* **To-do list**:
**1.** Summarize the Hacker News comments in two sentences.
**2.** List every line in the listing that contains the string "datastore".

───── Document section

In addition, when your particular technical niche comes up you can be assured of high quality discussion.
Yes! If you're going to spend time in unguided leisure reading, why not make it something interesting, and informative, instead of click-bait stuff that rots your mind. 8)
Like others, I most value HN for the discussions. They‘re civil, and there are often serious domain experts participating. I like how that exposes me to quite a breadth of knowledge and opinions.
In terms of learning, it‘s very much a breadth-first approach. You‘ll hear about plenty of topics and new developments (and thankfully not just from tech), but it‘s the wrong place if you want to learn about any one topic in detail.
Also, over time you‘ll figure out the various likes and dislikes of the „HN crowd“. Like any other community, we have our preferences and biases, our little squabbles and unspoken taboos, that do quite strongly influence the topics you‘ll find here amd the way they‘re discussed.
Hacker News has helped me learn to be a better programmer in mostly two ways:
1) Be enthusiastic and write honestly about what interests you. Keeping notes is helpful.
2) Hacker News is a community. The dialogue is mostly good for the topics I'm interested in. It is easier to do things and learn things when you listen to people.
Nowadays, I don't know. Not many things surprise me on here anymore. Some of it is surely just knowing more. But I do feel like HN "missed" some big developments. Crypto/blockchain is one example of a major trend that got very little coverage.
Learning through participation and active application of content is going to be higher than only observing propositional knowledge and feeling like you 'know' stuff.
Don't know that I've gained a lot of hard/useful knowledge necessarily, it's more an occasional source of interesting news and informed commentary, within the subset of interests HN revolves around. Have gathered some background material on specific topics of interest to me (HCI, workspaces, personal knowledge management).
I don't submit much or engage in discussion very often (this post being an exception, trying to move the consumption/creation needle a bit), but HN is an excellent resource. The simplicity of its UI and general model is refreshing, and the signal-to-noise ratio and quality of both contributors and moderation is very high.
There's also a zeitgeist aspect; I know if anything of significance happens within a range of interests, I'll likely hear about it here.
Overall though, HN is more a source of news and intellectual stimulation for me than a learning resource. It's an excellent and pretty unique one though, would miss it if it was gone.

──────────
───── Dataset content

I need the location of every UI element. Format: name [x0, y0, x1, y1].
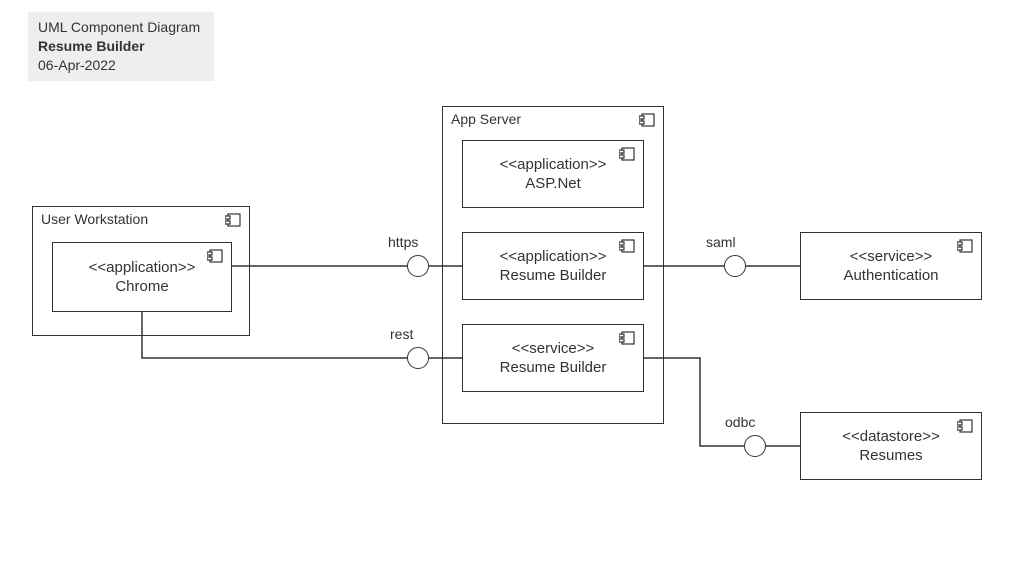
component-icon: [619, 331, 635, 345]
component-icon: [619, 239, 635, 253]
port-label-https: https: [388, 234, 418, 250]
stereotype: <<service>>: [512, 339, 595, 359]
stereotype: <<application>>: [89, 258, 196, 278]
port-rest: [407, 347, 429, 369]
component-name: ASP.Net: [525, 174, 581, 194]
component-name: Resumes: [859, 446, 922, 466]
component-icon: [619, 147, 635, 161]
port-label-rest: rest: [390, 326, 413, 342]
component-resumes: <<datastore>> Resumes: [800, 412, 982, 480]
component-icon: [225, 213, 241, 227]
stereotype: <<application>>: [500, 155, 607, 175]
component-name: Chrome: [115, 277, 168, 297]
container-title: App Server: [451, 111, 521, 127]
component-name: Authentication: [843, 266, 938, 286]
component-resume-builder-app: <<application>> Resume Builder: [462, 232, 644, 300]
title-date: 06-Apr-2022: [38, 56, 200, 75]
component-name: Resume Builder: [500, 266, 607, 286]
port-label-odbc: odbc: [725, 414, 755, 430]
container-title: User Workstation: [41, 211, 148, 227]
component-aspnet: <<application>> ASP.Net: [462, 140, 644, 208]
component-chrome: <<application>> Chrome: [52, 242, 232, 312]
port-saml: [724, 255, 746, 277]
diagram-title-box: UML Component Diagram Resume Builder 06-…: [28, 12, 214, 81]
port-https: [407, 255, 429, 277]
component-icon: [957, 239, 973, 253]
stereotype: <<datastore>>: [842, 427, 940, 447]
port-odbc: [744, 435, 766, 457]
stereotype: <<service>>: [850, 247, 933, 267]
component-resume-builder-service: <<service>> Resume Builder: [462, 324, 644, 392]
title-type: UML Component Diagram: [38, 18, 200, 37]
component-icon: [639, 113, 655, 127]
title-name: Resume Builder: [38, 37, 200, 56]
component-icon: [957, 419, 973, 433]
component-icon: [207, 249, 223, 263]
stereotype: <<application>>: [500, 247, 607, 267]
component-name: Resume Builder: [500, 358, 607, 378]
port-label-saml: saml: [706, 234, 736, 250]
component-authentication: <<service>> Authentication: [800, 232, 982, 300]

──────────

* **The replies**:
**1.** Commenters value Hacker News mostly for its civil discussions, which often include serious domain experts and expose readers to a wide range of knowledge and opinions. They see it as a breadth-first source of news and intellectual stimulation rather than a place to learn any one topic in detail.

**2.**
component-resumes: <<datastore>> Resumes: [800, 412, 982, 480]
stereotype: <<datastore>>: [842, 427, 940, 447]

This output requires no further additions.